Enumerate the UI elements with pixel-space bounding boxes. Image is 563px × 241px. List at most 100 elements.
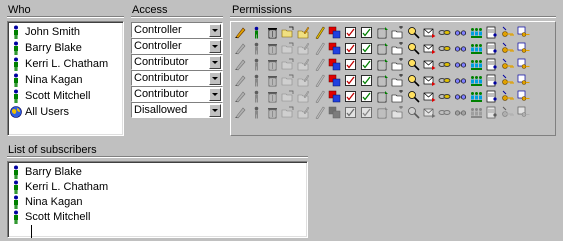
rename-icon[interactable] (343, 72, 359, 88)
link-icon[interactable] (437, 40, 453, 56)
people-icon[interactable] (468, 40, 484, 56)
who-list-item[interactable]: Nina Kagan (11, 72, 120, 88)
glasses-icon[interactable] (453, 56, 469, 72)
square-icon[interactable] (327, 88, 343, 104)
folder-open-icon[interactable] (280, 104, 296, 120)
trash-recycle-icon[interactable] (374, 40, 390, 56)
access-dropdown[interactable]: Contributor (131, 86, 223, 102)
document-user-icon[interactable] (484, 72, 500, 88)
square-icon[interactable] (327, 24, 343, 40)
square-icon[interactable] (327, 72, 343, 88)
dropdown-arrow-icon[interactable] (209, 24, 221, 37)
rename-icon[interactable] (343, 88, 359, 104)
people-icon[interactable] (468, 24, 484, 40)
subscribers-list[interactable]: Barry Blake Kerri L. Chatham Nina Kagan Sco… (7, 161, 308, 238)
glasses-icon[interactable] (453, 104, 469, 120)
checkbox-icon[interactable] (359, 88, 375, 104)
mail-icon[interactable] (421, 104, 437, 120)
folder-open-icon[interactable] (280, 24, 296, 40)
mail-icon[interactable] (421, 56, 437, 72)
person-icon[interactable] (249, 24, 265, 40)
folder-edit-icon[interactable] (296, 104, 312, 120)
subscriber-item[interactable]: Nina Kagan (11, 194, 304, 209)
pencil-icon[interactable] (311, 88, 327, 104)
checkbox-icon[interactable] (359, 40, 375, 56)
square-icon[interactable] (327, 104, 343, 120)
mail-icon[interactable] (421, 24, 437, 40)
trash-recycle-icon[interactable] (374, 72, 390, 88)
key-copy-icon[interactable] (515, 72, 531, 88)
pencil-edit-icon[interactable] (233, 40, 249, 56)
trash-icon[interactable] (264, 56, 280, 72)
key-copy-icon[interactable] (515, 88, 531, 104)
who-list-item[interactable]: Scott Mitchell (11, 88, 120, 104)
checkbox-icon[interactable] (359, 24, 375, 40)
pencil-edit-icon[interactable] (233, 104, 249, 120)
trash-icon[interactable] (264, 104, 280, 120)
trash-icon[interactable] (264, 40, 280, 56)
rename-icon[interactable] (343, 24, 359, 40)
key-new-icon[interactable] (500, 56, 516, 72)
folder-open-icon[interactable] (280, 88, 296, 104)
key-new-icon[interactable] (500, 24, 516, 40)
folder-open-icon[interactable] (280, 72, 296, 88)
rename-icon[interactable] (343, 56, 359, 72)
folder-edit-icon[interactable] (296, 72, 312, 88)
trash-recycle-icon[interactable] (374, 104, 390, 120)
document-user-icon[interactable] (484, 56, 500, 72)
mail-icon[interactable] (421, 72, 437, 88)
magnifier-icon[interactable] (406, 88, 422, 104)
magnifier-icon[interactable] (406, 40, 422, 56)
folder-edit-icon[interactable] (296, 24, 312, 40)
key-copy-icon[interactable] (515, 56, 531, 72)
magnifier-icon[interactable] (406, 72, 422, 88)
subscriber-item[interactable]: Kerri L. Chatham (11, 179, 304, 194)
rename-icon[interactable] (343, 104, 359, 120)
magnifier-icon[interactable] (406, 24, 422, 40)
key-new-icon[interactable] (500, 88, 516, 104)
pencil-icon[interactable] (311, 24, 327, 40)
subscriber-item[interactable]: Barry Blake (11, 164, 304, 179)
folder-edit-icon[interactable] (296, 88, 312, 104)
trash-icon[interactable] (264, 24, 280, 40)
pencil-icon[interactable] (311, 104, 327, 120)
folder-open-icon[interactable] (280, 40, 296, 56)
people-icon[interactable] (468, 56, 484, 72)
access-dropdown[interactable]: Disallowed (131, 102, 223, 118)
rename-icon[interactable] (343, 40, 359, 56)
trash-recycle-icon[interactable] (374, 88, 390, 104)
square-icon[interactable] (327, 40, 343, 56)
key-new-icon[interactable] (500, 104, 516, 120)
document-user-icon[interactable] (484, 40, 500, 56)
key-new-icon[interactable] (500, 72, 516, 88)
access-dropdown[interactable]: Contributor (131, 70, 223, 86)
folder-new-icon[interactable] (390, 56, 406, 72)
pencil-icon[interactable] (311, 40, 327, 56)
person-icon[interactable] (249, 88, 265, 104)
person-icon[interactable] (249, 56, 265, 72)
people-icon[interactable] (468, 104, 484, 120)
key-new-icon[interactable] (500, 40, 516, 56)
trash-recycle-icon[interactable] (374, 56, 390, 72)
people-icon[interactable] (468, 88, 484, 104)
document-user-icon[interactable] (484, 104, 500, 120)
pencil-icon[interactable] (311, 72, 327, 88)
magnifier-icon[interactable] (406, 104, 422, 120)
folder-edit-icon[interactable] (296, 40, 312, 56)
pencil-edit-icon[interactable] (233, 88, 249, 104)
mail-icon[interactable] (421, 40, 437, 56)
document-user-icon[interactable] (484, 24, 500, 40)
access-dropdown[interactable]: Controller (131, 38, 223, 54)
pencil-edit-icon[interactable] (233, 56, 249, 72)
dropdown-arrow-icon[interactable] (209, 104, 221, 117)
link-icon[interactable] (437, 56, 453, 72)
folder-new-icon[interactable] (390, 40, 406, 56)
checkbox-icon[interactable] (359, 56, 375, 72)
access-dropdown[interactable]: Contributor (131, 54, 223, 70)
link-icon[interactable] (437, 24, 453, 40)
dropdown-arrow-icon[interactable] (209, 88, 221, 101)
pencil-edit-icon[interactable] (233, 72, 249, 88)
folder-edit-icon[interactable] (296, 56, 312, 72)
folder-new-icon[interactable] (390, 24, 406, 40)
person-icon[interactable] (249, 72, 265, 88)
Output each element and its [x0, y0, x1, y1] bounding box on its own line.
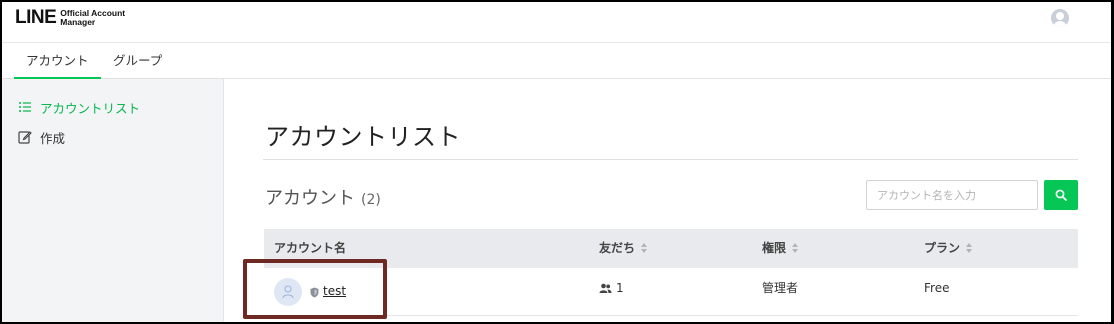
account-count: (2)	[361, 192, 381, 208]
page-title: アカウントリスト	[265, 123, 461, 151]
sidebar: アカウントリスト 作成	[2, 79, 224, 322]
sidebar-item-label: 作成	[40, 130, 66, 146]
tab-group[interactable]: グループ	[101, 43, 174, 79]
edit-icon	[18, 131, 32, 144]
sidebar-item-label: アカウントリスト	[40, 100, 141, 116]
logo-wordmark: LINE	[15, 7, 57, 28]
sort-icon[interactable]	[966, 243, 973, 254]
section-title: アカウント (2)	[265, 184, 381, 210]
role-cell: 管理者	[762, 281, 799, 295]
sidebar-item-account-list[interactable]: アカウントリスト	[18, 97, 140, 117]
tab-account[interactable]: アカウント	[14, 43, 101, 79]
sidebar-item-create[interactable]: 作成	[18, 127, 65, 147]
title-divider	[263, 159, 1078, 160]
column-header-label: 権限	[762, 241, 787, 255]
highlight-box	[243, 259, 387, 319]
column-header-friends[interactable]: 友だち	[599, 229, 648, 268]
top-tabs: アカウント グループ	[2, 42, 1111, 79]
friends-cell: 1	[599, 268, 624, 308]
app-window: LINE Official Account Manager アカウント グループ…	[0, 0, 1114, 324]
column-header-label: 友だち	[599, 241, 636, 255]
friends-icon	[599, 283, 612, 293]
logo-subtitle-line2: Manager	[60, 17, 96, 27]
plan-cell: Free	[924, 281, 950, 295]
column-header-plan[interactable]: プラン	[924, 229, 973, 268]
search-button[interactable]	[1044, 180, 1078, 210]
sort-icon[interactable]	[641, 243, 648, 254]
logo-subtitle: Official Account Manager	[60, 9, 125, 27]
account-search-input[interactable]	[866, 180, 1038, 210]
user-avatar-icon[interactable]	[1051, 9, 1069, 27]
friends-count: 1	[616, 281, 624, 295]
column-header-role[interactable]: 権限	[762, 229, 799, 268]
top-bar: LINE Official Account Manager	[2, 2, 1111, 42]
list-icon	[19, 102, 31, 112]
column-header-label: プラン	[924, 241, 961, 255]
section-title-text: アカウント	[265, 188, 355, 209]
line-oa-manager-logo[interactable]: LINE Official Account Manager	[15, 8, 125, 28]
sort-icon[interactable]	[792, 243, 799, 254]
search-icon	[1055, 189, 1067, 201]
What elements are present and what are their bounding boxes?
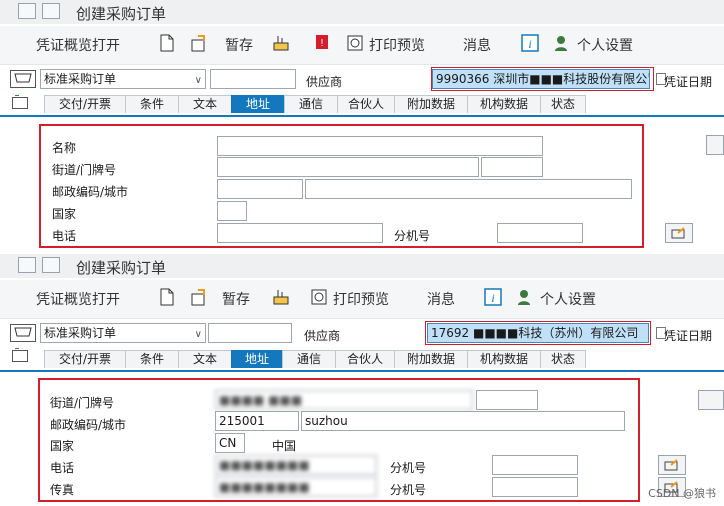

· · · · · · ·

- _Your goal_
Update the lines of the records starting at the one containing "rename-icon[interactable] (343, 72, 359, 88)" and ending at the one containing "mail-icon[interactable] (421, 104, 437, 120)", swapping "square-icon" for "box-icon" and leaving everything else unchanged. Give only those lines.

- _Response to the task_
rename-icon[interactable] (343, 72, 359, 88)
link-icon[interactable] (437, 40, 453, 56)
people-icon[interactable] (468, 40, 484, 56)
who-list-item[interactable]: Nina Kagan (11, 72, 120, 88)
glasses-icon[interactable] (453, 56, 469, 72)
box-icon[interactable] (327, 88, 343, 104)
folder-open-icon[interactable] (280, 104, 296, 120)
trash-recycle-icon[interactable] (374, 40, 390, 56)
access-dropdown[interactable]: Contributor (131, 86, 223, 102)
document-user-icon[interactable] (484, 72, 500, 88)
box-icon[interactable] (327, 24, 343, 40)
box-icon[interactable] (327, 72, 343, 88)
dropdown-arrow-icon[interactable] (209, 24, 221, 37)
rename-icon[interactable] (343, 88, 359, 104)
people-icon[interactable] (468, 24, 484, 40)
subscribers-list[interactable]: Barry Blake Kerri L. Chatham Nina Kagan Sco… (7, 161, 308, 238)
glasses-icon[interactable] (453, 104, 469, 120)
checkbox-icon[interactable] (359, 88, 375, 104)
mail-icon[interactable] (421, 104, 437, 120)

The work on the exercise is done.